Leave out the pictures and restate the rest of the data exactly.
---
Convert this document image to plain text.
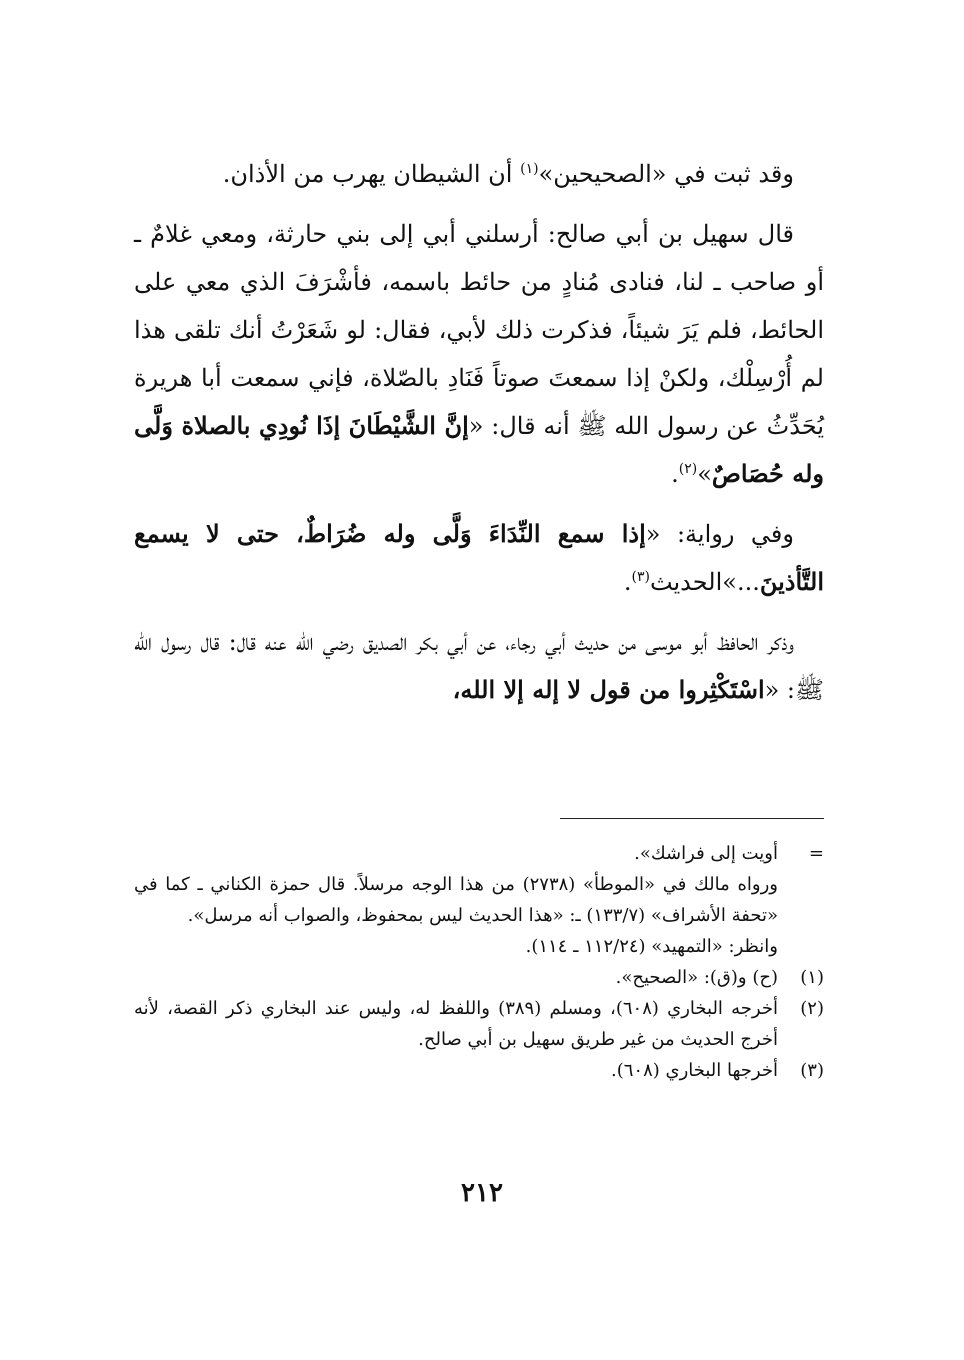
وقد ثبت في «الصحيحين»$^{(١)}$ أن الشيطان يهرب من الأذان.

قال سهيل بن أبي صالح: أرسلني أبي إلى بني حارثة، ومعي غلامٌ ـ أو صاحب ـ لنا، فنادى مُنادٍ من حائط باسمه، فأشْرَفَ الذي معي على الحائط، فلم يَرَ شيئاً، فذكرت ذلك لأبي، فقال: لو شَعَرْتُ أنك تلقى هذا لم أُرْسِلْك، ولكنْ إذا سمعتَ صوتاً فَنَادِ بالصّلاة، فإني سمعت أبا هريرة يُحَدِّثُ عن رسول الله ﷺ أنه قال: «إنَّ الشَّيْطَانَ إذَا نُودِي بالصلاة وَلَّى وله حُصَاصٌ»$^{(٢)}$.

وفي رواية: «إذا سمع النِّدَاءَ وَلَّى وله ضُرَاطٌ، حتى لا يسمع التَّأذينَ...»الحديث$^{(٣)}$.

وذكر الحافظ أبو موسى من حديث أبي رجاء، عن أبي بكر الصديق رضي الله عنه قال: قال رسول الله ﷺ: «اسْتَكْثِروا من قول لا إله إلا الله،

=
أويت إلى فراشك».
ورواه مالك في «الموطأ» (٢٧٣٨) من هذا الوجه مرسلاً. قال حمزة الكناني ـ كما في «تحفة الأشراف» (١٣٣/٧) ـ: «هذا الحديث ليس بمحفوظ، والصواب أنه مرسل».
وانظر: «التمهيد» (١١٢/٢٤ ـ ١١٤).
(١)
(ح) و(ق): «الصحيح».
(٢)
أخرجه البخاري (٦٠٨)، ومسلم (٣٨٩) واللفظ له، وليس عند البخاري ذكر القصة، لأنه أخرج الحديث من غير طريق سهيل بن أبي صالح.
(٣)
أخرجها البخاري (٦٠٨).
٢١٢
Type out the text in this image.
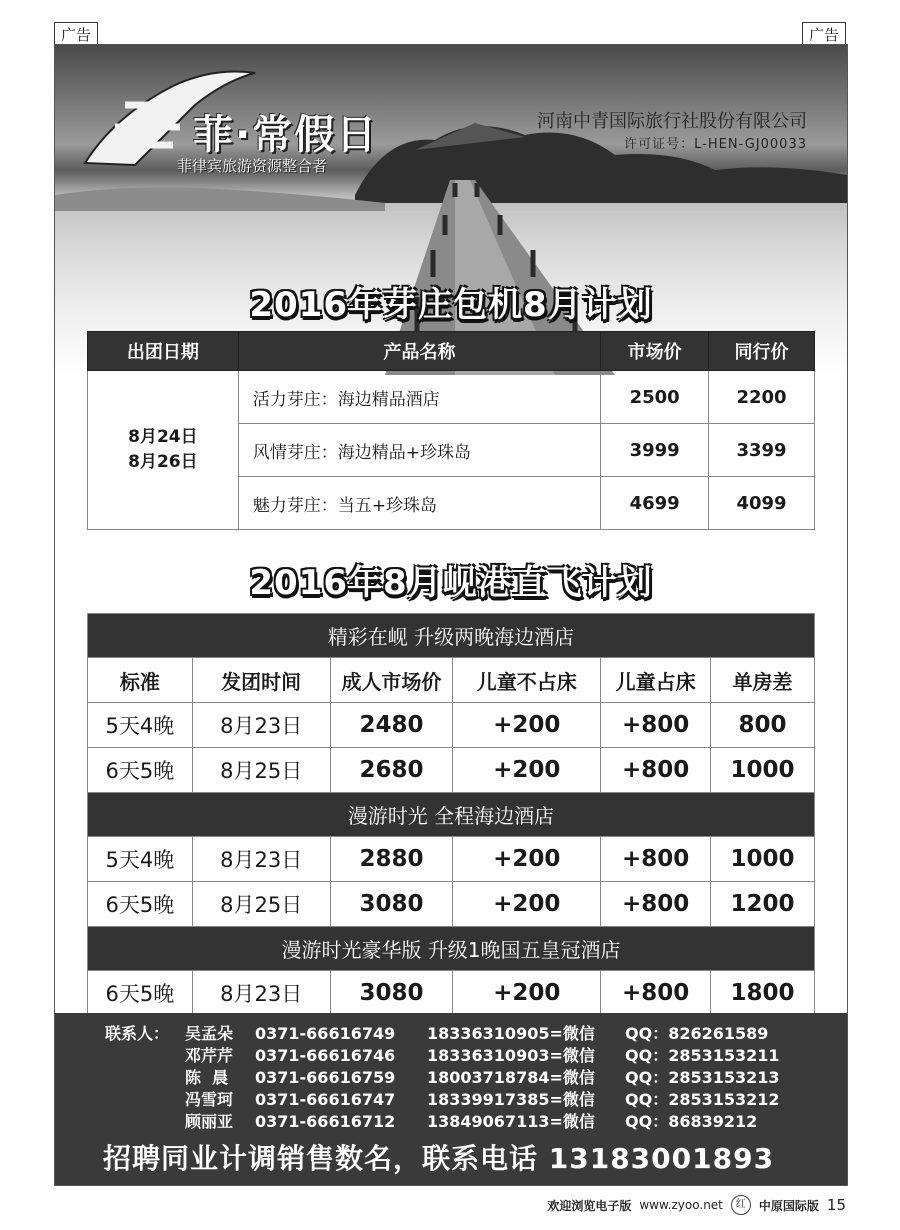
广告	广告
菲·常假日
菲律宾旅游资源整合者
河南中青国际旅行社股份有限公司
许可证号：L-HEN-GJ00033
2016年芽庄包机8月计划
出团日期	产品名称	市场价	同行价

8月24日
8月26日	活力芽庄：海边精品酒店	2500	2200
	风情芽庄：海边精品+珍珠岛	3999	3399
	魅力芽庄：当五+珍珠岛	4699	4099
2016年8月岘港直飞计划
精彩在岘 升级两晚海边酒店					
标准	发团时间	成人市场价	儿童不占床	儿童占床	单房差
5天4晚	8月23日	2480	+200	+800	800
6天5晚	8月25日	2680	+200	+800	1000
漫游时光 全程海边酒店					
5天4晚	8月23日	2880	+200	+800	1000
6天5晚	8月25日	3080	+200	+800	1200
漫游时光豪华版 升级1晚国五皇冠酒店					
6天5晚	8月23日	3080	+200	+800	1800
联系人： 吴孟朵 0371-66616749 18336310905=微信 QQ：826261589
邓芹芹 0371-66616746 18336310903=微信 QQ：2853153211
陈  晨 0371-66616759 18003718784=微信 QQ：2853153213
冯雪珂 0371-66616747 18339917385=微信 QQ：2853153212
顾丽亚 0371-66616712 13849067113=微信 QQ：86839212
招聘同业计调销售数名，联系电话 13183001893
欢迎浏览电子版 www.zyoo.net	红	中原国际版 15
---
[The reply]
Convert this document image to plain text.
وقد ثبت في «الصحيحين»$^{(١)}$ أن الشيطان يهرب من الأذان.

قال سهيل بن أبي صالح: أرسلني أبي إلى بني حارثة، ومعي غلامٌ ـ أو صاحب ـ لنا، فنادى مُنادٍ من حائط باسمه، فأشْرَفَ الذي معي على الحائط، فلم يَرَ شيئاً، فذكرت ذلك لأبي، فقال: لو شَعَرْتُ أنك تلقى هذا لم أُرْسِلْك، ولكنْ إذا سمعتَ صوتاً فَنَادِ بالصّلاة، فإني سمعت أبا هريرة يُحَدِّثُ عن رسول الله ﷺ أنه قال: «إنَّ الشَّيْطَانَ إذَا نُودِي بالصلاة وَلَّى وله حُصَاصٌ»$^{(٢)}$.

وفي رواية: «إذا سمع النِّدَاءَ وَلَّى وله ضُرَاطٌ، حتى لا يسمع التَّأذينَ...»الحديث$^{(٣)}$.

وذكر الحافظ أبو موسى من حديث أبي رجاء، عن أبي بكر الصديق رضي الله عنه قال: قال رسول الله ﷺ: «اسْتَكْثِروا من قول لا إله إلا الله،

=
أويت إلى فراشك».
ورواه مالك في «الموطأ» (٢٧٣٨) من هذا الوجه مرسلاً. قال حمزة الكناني ـ كما في «تحفة الأشراف» (١٣٣/٧) ـ: «هذا الحديث ليس بمحفوظ، والصواب أنه مرسل».
وانظر: «التمهيد» (١١٢/٢٤ ـ ١١٤).
(١)
(ح) و(ق): «الصحيح».
(٢)
أخرجه البخاري (٦٠٨)، ومسلم (٣٨٩) واللفظ له، وليس عند البخاري ذكر القصة، لأنه أخرج الحديث من غير طريق سهيل بن أبي صالح.
(٣)
أخرجها البخاري (٦٠٨).
٢١٢
Type out the text in this image.
广告	广告
菲·常假日
菲律宾旅游资源整合者
河南中青国际旅行社股份有限公司
许可证号：L-HEN-GJ00033
2016年芽庄包机8月计划
出团日期	产品名称	市场价	同行价

8月24日
8月26日	活力芽庄：海边精品酒店	2500	2200
	风情芽庄：海边精品+珍珠岛	3999	3399
	魅力芽庄：当五+珍珠岛	4699	4099
2016年8月岘港直飞计划
精彩在岘 升级两晚海边酒店					
标准	发团时间	成人市场价	儿童不占床	儿童占床	单房差
5天4晚	8月23日	2480	+200	+800	800
6天5晚	8月25日	2680	+200	+800	1000
漫游时光 全程海边酒店					
5天4晚	8月23日	2880	+200	+800	1000
6天5晚	8月25日	3080	+200	+800	1200
漫游时光豪华版 升级1晚国五皇冠酒店					
6天5晚	8月23日	3080	+200	+800	1800
联系人： 吴孟朵 0371-66616749 18336310905=微信 QQ：826261589
邓芹芹 0371-66616746 18336310903=微信 QQ：2853153211
陈  晨 0371-66616759 18003718784=微信 QQ：2853153213
冯雪珂 0371-66616747 18339917385=微信 QQ：2853153212
顾丽亚 0371-66616712 13849067113=微信 QQ：86839212
招聘同业计调销售数名，联系电话 13183001893
欢迎浏览电子版 www.zyoo.net	红	中原国际版 15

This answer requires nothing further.